[TASK BRIEF] The complete listing should be restated exactly.

(Extracted records)
-- START --

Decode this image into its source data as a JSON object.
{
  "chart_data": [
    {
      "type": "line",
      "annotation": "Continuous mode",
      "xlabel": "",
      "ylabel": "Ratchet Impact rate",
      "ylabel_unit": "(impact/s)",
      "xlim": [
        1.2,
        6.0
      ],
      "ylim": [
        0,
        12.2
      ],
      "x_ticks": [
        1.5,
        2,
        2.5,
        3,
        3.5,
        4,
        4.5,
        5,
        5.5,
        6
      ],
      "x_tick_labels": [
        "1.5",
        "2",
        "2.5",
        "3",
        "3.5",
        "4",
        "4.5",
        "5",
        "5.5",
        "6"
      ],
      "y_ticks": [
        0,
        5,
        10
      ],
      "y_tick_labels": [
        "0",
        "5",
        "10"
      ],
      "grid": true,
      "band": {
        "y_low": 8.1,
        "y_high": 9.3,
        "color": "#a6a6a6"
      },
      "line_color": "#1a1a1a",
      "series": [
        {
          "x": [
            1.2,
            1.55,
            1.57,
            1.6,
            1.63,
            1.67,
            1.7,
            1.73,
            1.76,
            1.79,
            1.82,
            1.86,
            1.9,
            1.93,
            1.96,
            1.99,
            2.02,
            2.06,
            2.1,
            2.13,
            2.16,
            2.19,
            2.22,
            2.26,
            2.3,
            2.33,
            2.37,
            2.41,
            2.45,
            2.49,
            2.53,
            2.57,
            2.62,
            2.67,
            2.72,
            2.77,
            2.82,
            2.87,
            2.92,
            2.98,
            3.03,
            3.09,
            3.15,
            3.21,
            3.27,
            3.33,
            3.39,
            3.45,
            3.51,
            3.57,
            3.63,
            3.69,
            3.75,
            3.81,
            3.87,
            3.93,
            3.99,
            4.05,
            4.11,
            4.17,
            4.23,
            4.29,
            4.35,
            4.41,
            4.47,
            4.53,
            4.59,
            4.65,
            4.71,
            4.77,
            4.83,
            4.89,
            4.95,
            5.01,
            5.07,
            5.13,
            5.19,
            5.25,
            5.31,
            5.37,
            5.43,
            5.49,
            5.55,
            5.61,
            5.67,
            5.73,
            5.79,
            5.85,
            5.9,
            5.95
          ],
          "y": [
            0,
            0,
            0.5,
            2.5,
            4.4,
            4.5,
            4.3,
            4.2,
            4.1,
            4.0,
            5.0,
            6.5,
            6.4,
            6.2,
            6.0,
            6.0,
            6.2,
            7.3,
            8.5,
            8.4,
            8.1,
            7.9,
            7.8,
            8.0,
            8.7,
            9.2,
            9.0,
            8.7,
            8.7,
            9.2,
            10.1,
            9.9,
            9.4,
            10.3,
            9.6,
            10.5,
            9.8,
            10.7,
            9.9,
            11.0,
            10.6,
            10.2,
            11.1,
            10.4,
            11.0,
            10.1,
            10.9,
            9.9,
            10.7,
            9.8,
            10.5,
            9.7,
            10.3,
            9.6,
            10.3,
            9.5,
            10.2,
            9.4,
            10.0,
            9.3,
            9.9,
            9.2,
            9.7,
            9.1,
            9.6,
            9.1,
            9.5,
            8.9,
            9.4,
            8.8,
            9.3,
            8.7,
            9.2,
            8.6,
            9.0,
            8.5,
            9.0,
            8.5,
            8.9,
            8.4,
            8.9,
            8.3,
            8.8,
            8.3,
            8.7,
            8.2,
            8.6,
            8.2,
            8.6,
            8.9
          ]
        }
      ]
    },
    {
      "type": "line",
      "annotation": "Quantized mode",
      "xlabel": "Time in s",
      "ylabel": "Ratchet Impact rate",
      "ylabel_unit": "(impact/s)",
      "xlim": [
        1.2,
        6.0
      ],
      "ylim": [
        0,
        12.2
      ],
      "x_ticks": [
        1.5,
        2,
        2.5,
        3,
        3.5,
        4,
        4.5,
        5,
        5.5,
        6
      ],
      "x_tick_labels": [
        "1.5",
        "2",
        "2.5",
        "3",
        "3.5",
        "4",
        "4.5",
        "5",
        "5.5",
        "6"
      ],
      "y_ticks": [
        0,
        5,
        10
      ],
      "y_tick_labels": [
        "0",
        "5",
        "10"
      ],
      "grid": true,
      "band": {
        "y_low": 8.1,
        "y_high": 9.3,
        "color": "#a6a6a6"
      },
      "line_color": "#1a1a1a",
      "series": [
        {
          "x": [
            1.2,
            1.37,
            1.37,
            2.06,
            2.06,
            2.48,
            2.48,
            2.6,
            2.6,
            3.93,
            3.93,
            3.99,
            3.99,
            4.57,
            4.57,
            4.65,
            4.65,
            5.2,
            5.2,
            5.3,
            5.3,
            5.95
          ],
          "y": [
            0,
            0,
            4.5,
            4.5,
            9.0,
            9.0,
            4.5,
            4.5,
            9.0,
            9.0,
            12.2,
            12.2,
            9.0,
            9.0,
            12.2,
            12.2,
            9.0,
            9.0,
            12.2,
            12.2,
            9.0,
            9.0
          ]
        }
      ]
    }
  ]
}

-- END --

[CORRECT OUTPUT]
Decode this image into its source data as a JSON object.
{
  "chart_data": [
    {
      "type": "line",
      "annotation": "Continuous mode",
      "xlabel": "",
      "ylabel": "Ratchet Impact rate",
      "ylabel_unit": "(impact/s)",
      "xlim": [
        1.2,
        6.0
      ],
      "ylim": [
        0,
        12.2
      ],
      "x_ticks": [
        1.5,
        2,
        2.5,
        3,
        3.5,
        4,
        4.5,
        5,
        5.5,
        6
      ],
      "x_tick_labels": [
        "1.5",
        "2",
        "2.5",
        "3",
        "3.5",
        "4",
        "4.5",
        "5",
        "5.5",
        "6"
      ],
      "y_ticks": [
        0,
        5,
        10
      ],
      "y_tick_labels": [
        "0",
        "5",
        "10"
      ],
      "grid": true,
      "band": {
        "y_low": 8.1,
        "y_high": 9.3,
        "color": "#a6a6a6"
      },
      "line_color": "#1a1a1a",
      "series": [
        {
          "x": [
            1.2,
            1.55,
            1.57,
            1.6,
            1.63,
            1.67,
            1.7,
            1.73,
            1.76,
            1.79,
            1.82,
            1.86,
            1.9,
            1.93,
            1.96,
            1.99,
            2.02,
            2.06,
            2.1,
            2.13,
            2.16,
            2.19,
            2.22,
            2.26,
            2.3,
            2.33,
            2.37,
            2.41,
            2.45,
            2.49,
            2.53,
            2.57,
            2.62,
            2.67,
            2.72,
            2.77,
            2.82,
            2.87,
            2.92,
            2.98,
            3.03,
            3.09,
            3.15,
            3.21,
            3.27,
            3.33,
            3.39,
            3.45,
            3.51,
            3.57,
            3.63,
            3.69,
            3.75,
            3.81,
            3.87,
            3.93,
            3.99,
            4.05,
            4.11,
            4.17,
            4.23,
            4.29,
            4.35,
            4.41,
            4.47,
            4.53,
            4.59,
            4.65,
            4.71,
            4.77,
            4.83,
            4.89,
            4.95,
            5.01,
            5.07,
            5.13,
            5.19,
            5.25,
            5.31,
            5.37,
            5.43,
            5.49,
            5.55,
            5.61,
            5.67,
            5.73,
            5.79,
            5.85,
            5.9,
            5.95
          ],
          "y": [
            0,
            0,
            0.5,
            2.5,
            4.4,
            4.5,
            4.3,
            4.2,
            4.1,
            4.0,
            5.0,
            6.5,
            6.4,
            6.2,
            6.0,
            6.0,
            6.2,
            7.3,
            8.5,
            8.4,
            8.1,
            7.9,
            7.8,
            8.0,
            8.7,
            9.2,
            9.0,
            8.7,
            8.7,
            9.2,
            10.1,
            9.9,
            9.4,
            10.3,
            9.6,
            10.5,
            9.8,
            10.7,
            9.9,
            11.0,
            10.6,
            10.2,
            11.1,
            10.4,
            11.0,
            10.1,
            10.9,
            9.9,
            10.7,
            9.8,
            10.5,
            9.7,
            10.3,
            9.6,
            10.3,
            9.5,
            10.2,
            9.4,
            10.0,
            9.3,
            9.9,
            9.2,
            9.7,
            9.1,
            9.6,
            9.1,
            9.5,
            8.9,
            9.4,
            8.8,
            9.3,
            8.7,
            9.2,
            8.6,
            9.0,
            8.5,
            9.0,
            8.5,
            8.9,
            8.4,
            8.9,
            8.3,
            8.8,
            8.3,
            8.7,
            8.2,
            8.6,
            8.2,
            8.6,
            8.9
          ]
        }
      ]
    },
    {
      "type": "line",
      "annotation": "Quantized mode",
      "xlabel": "Time in s",
      "ylabel": "Ratchet Impact rate",
      "ylabel_unit": "(impact/s)",
      "xlim": [
        1.2,
        6.0
      ],
      "ylim": [
        0,
        12.2
      ],
      "x_ticks": [
        1.5,
        2,
        2.5,
        3,
        3.5,
        4,
        4.5,
        5,
        5.5,
        6
      ],
      "x_tick_labels": [
        "1.5",
        "2",
        "2.5",
        "3",
        "3.5",
        "4",
        "4.5",
        "5",
        "5.5",
        "6"
      ],
      "y_ticks": [
        0,
        5,
        10
      ],
      "y_tick_labels": [
        "0",
        "5",
        "10"
      ],
      "grid": true,
      "band": {
        "y_low": 8.1,
        "y_high": 9.3,
        "color": "#a6a6a6"
      },
      "line_color": "#1a1a1a",
      "series": [
        {
          "x": [
            1.2,
            1.37,
            1.37,
            2.06,
            2.06,
            2.48,
            2.48,
            2.6,
            2.6,
            3.93,
            3.93,
            3.99,
            3.99,
            4.57,
            4.57,
            4.65,
            4.65,
            5.2,
            5.2,
            5.3,
            5.3,
            5.95
          ],
          "y": [
            0,
            0,
            4.5,
            4.5,
            9.0,
            9.0,
            4.5,
            4.5,
            9.0,
            9.0,
            12.2,
            12.2,
            9.0,
            9.0,
            12.2,
            12.2,
            9.0,
            9.0,
            12.2,
            12.2,
            9.0,
            9.0
          ]
        }
      ]
    }
  ]
}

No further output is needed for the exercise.